#### Objective
Return only the count of lines in which the word "ylabel" appears.

#### Records shown

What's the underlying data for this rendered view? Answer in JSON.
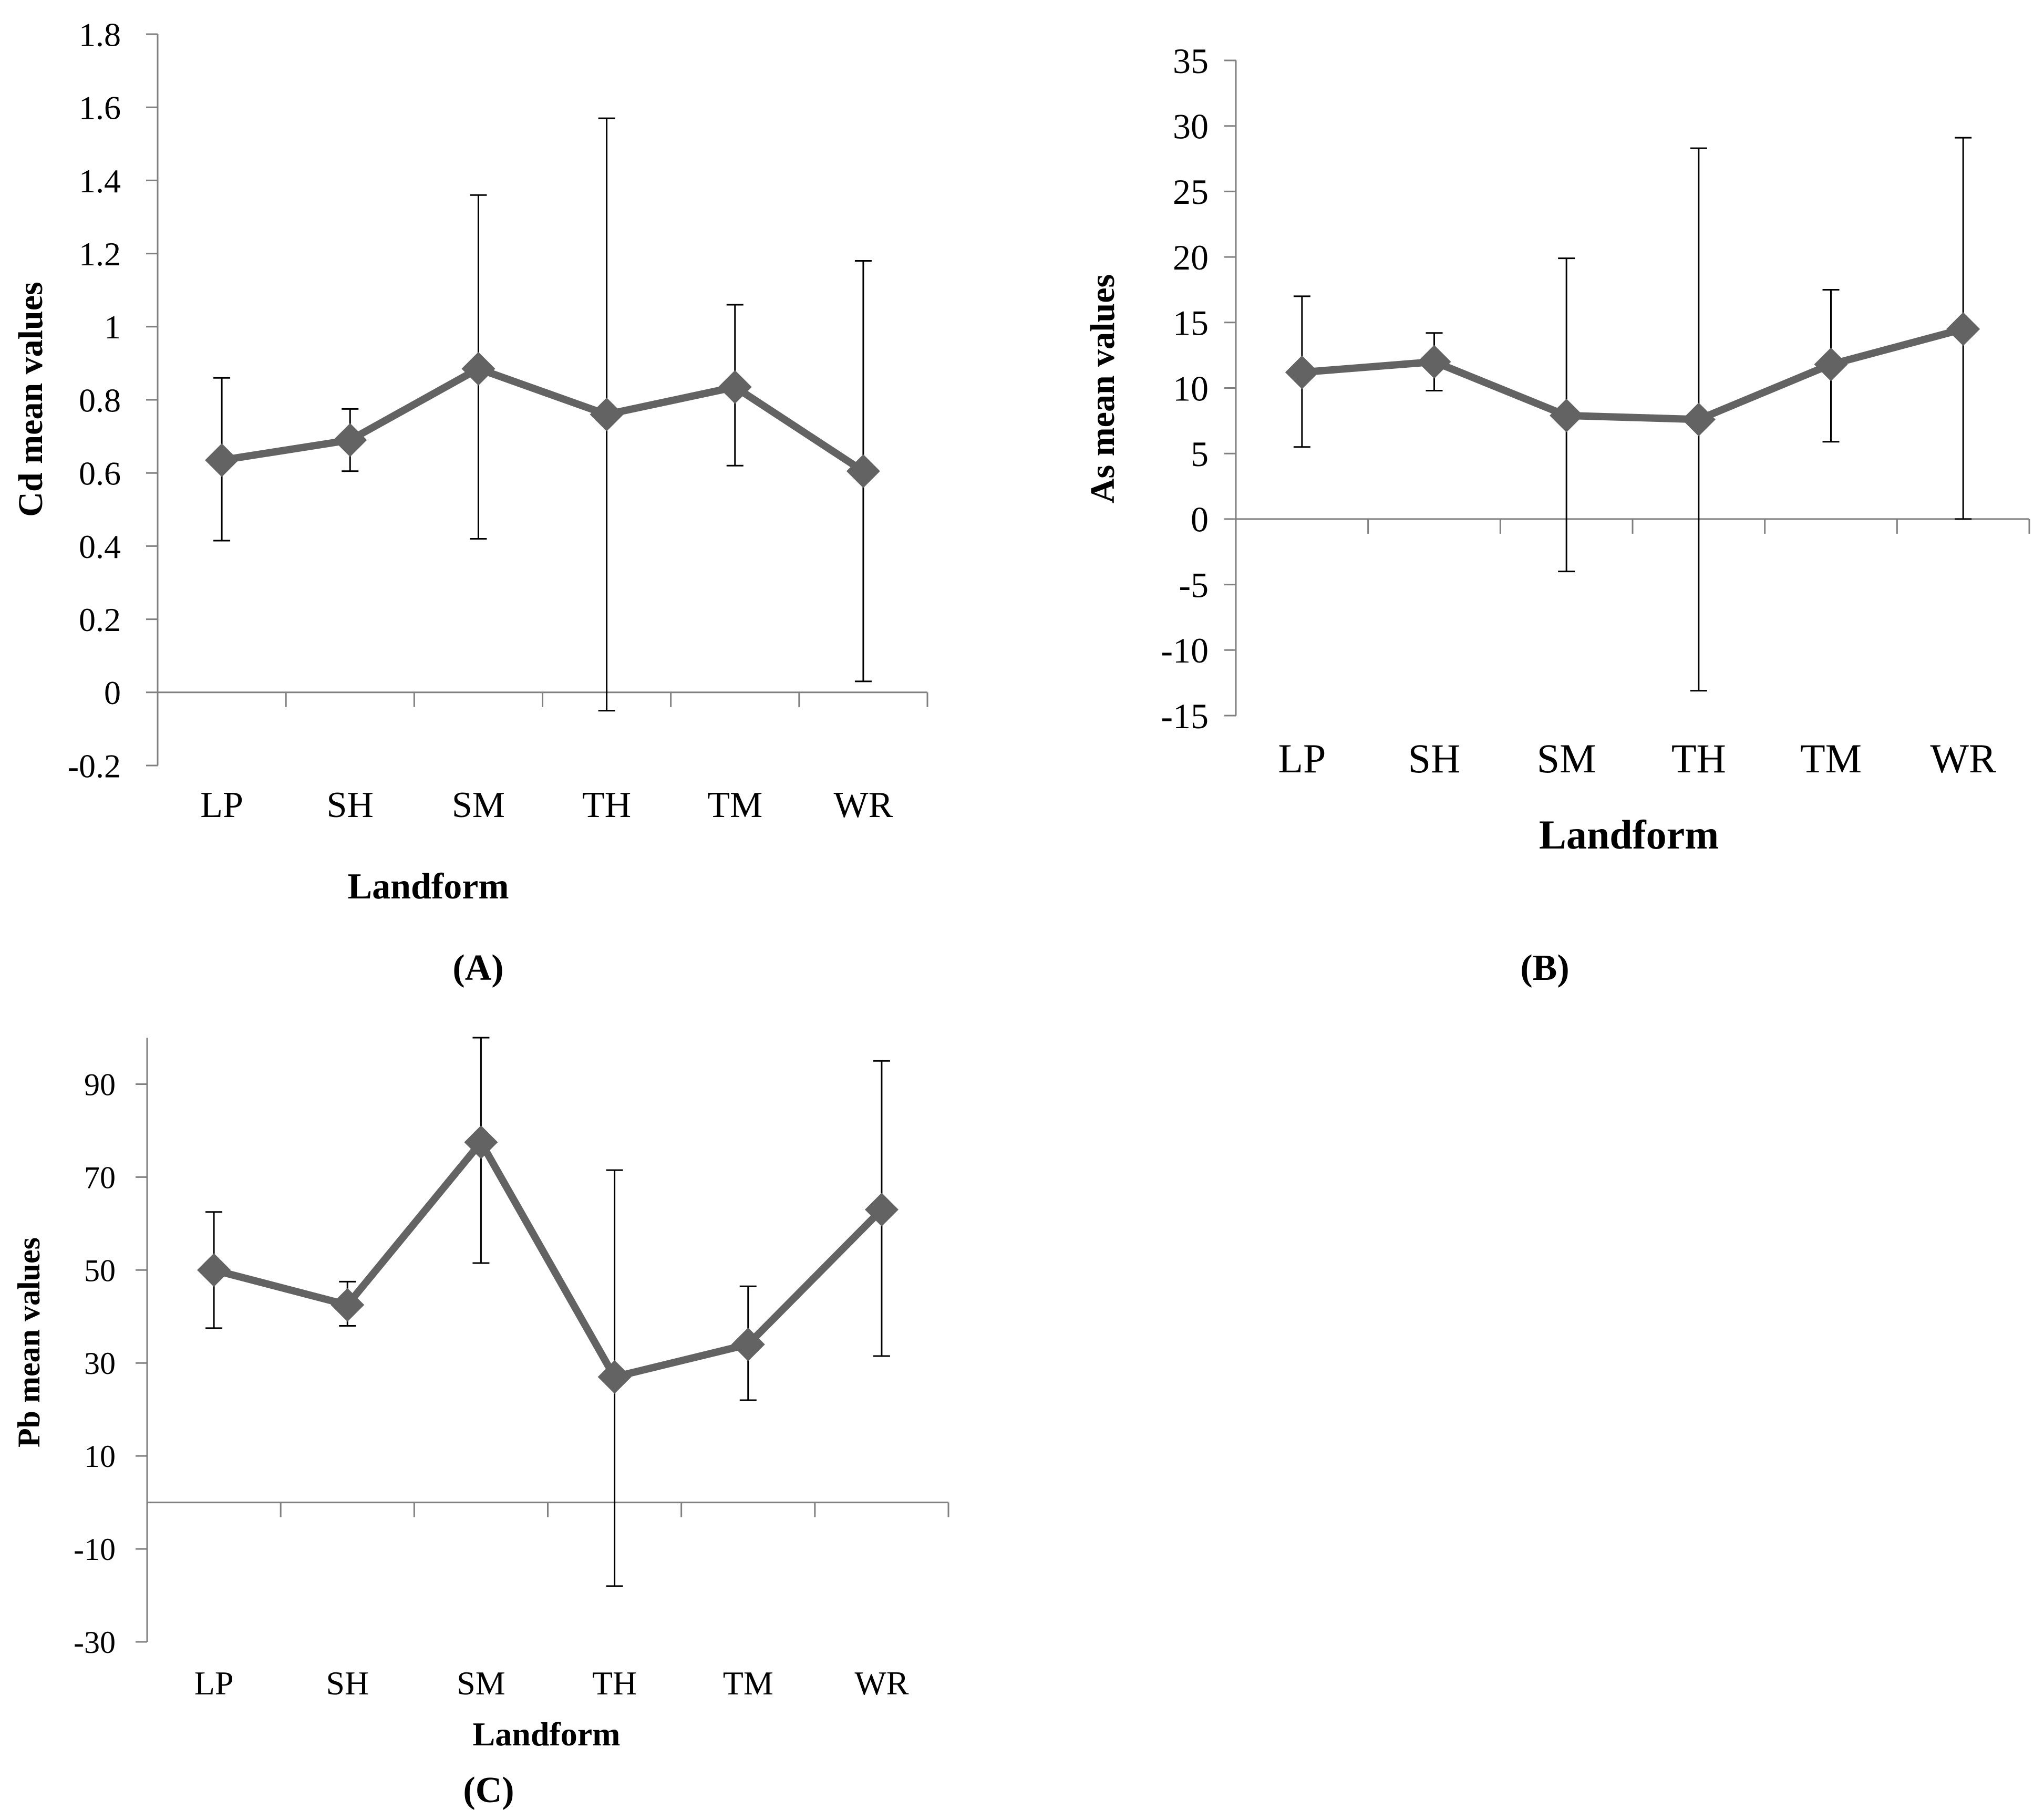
{
  "colors": {
    "series": "#636363",
    "axis": "#808080",
    "errorbar": "#000000",
    "text": "#000000"
  },
  "chart_data": [
    {
      "id": "A",
      "panel_label": "(A)",
      "type": "line",
      "categories": [
        "LP",
        "SH",
        "SM",
        "TH",
        "TM",
        "WR"
      ],
      "values": [
        0.635,
        0.69,
        0.885,
        0.76,
        0.835,
        0.605
      ],
      "error_low": [
        0.415,
        0.605,
        0.42,
        -0.05,
        0.62,
        0.03
      ],
      "error_high": [
        0.86,
        0.775,
        1.36,
        1.57,
        1.06,
        1.18
      ],
      "xlabel": "Landform",
      "ylabel": "Cd mean values",
      "ylim": [
        -0.2,
        1.8
      ],
      "yticks": [
        -0.2,
        0,
        0.2,
        0.4,
        0.6,
        0.8,
        1,
        1.2,
        1.4,
        1.6,
        1.8
      ],
      "ytick_labels": [
        "-0.2",
        "0",
        "0.2",
        "0.4",
        "0.6",
        "0.8",
        "1",
        "1.2",
        "1.4",
        "1.6",
        "1.8"
      ],
      "marker": "diamond",
      "grid": false,
      "legend": false
    },
    {
      "id": "B",
      "panel_label": "(B)",
      "type": "line",
      "categories": [
        "LP",
        "SH",
        "SM",
        "TH",
        "TM",
        "WR"
      ],
      "values": [
        11.2,
        12.0,
        7.9,
        7.6,
        11.8,
        14.5
      ],
      "error_low": [
        5.5,
        9.8,
        -4.0,
        -13.1,
        5.9,
        0.0
      ],
      "error_high": [
        17.0,
        14.2,
        19.9,
        28.3,
        17.5,
        29.1
      ],
      "xlabel": "Landform",
      "ylabel": "As mean values",
      "ylim": [
        -15,
        35
      ],
      "yticks": [
        -15,
        -10,
        -5,
        0,
        5,
        10,
        15,
        20,
        25,
        30,
        35
      ],
      "ytick_labels": [
        "-15",
        "-10",
        "-5",
        "0",
        "5",
        "10",
        "15",
        "20",
        "25",
        "30",
        "35"
      ],
      "marker": "diamond",
      "grid": false,
      "legend": false
    },
    {
      "id": "C",
      "panel_label": "(C)",
      "type": "line",
      "categories": [
        "LP",
        "SH",
        "SM",
        "TH",
        "TM",
        "WR"
      ],
      "values": [
        50,
        42.5,
        77.5,
        27,
        34,
        63
      ],
      "error_low": [
        37.5,
        38,
        51.5,
        -18,
        22,
        31.5
      ],
      "error_high": [
        62.5,
        47.5,
        100,
        71.5,
        46.5,
        95
      ],
      "xlabel": "Landform",
      "ylabel": "Pb mean values",
      "ylim": [
        -30,
        100
      ],
      "yticks": [
        -30,
        -10,
        10,
        30,
        50,
        70,
        90
      ],
      "ytick_labels": [
        "-30",
        "-10",
        "10",
        "30",
        "50",
        "70",
        "90"
      ],
      "marker": "diamond",
      "grid": false,
      "legend": false
    }
  ]
}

#### Answer in full
3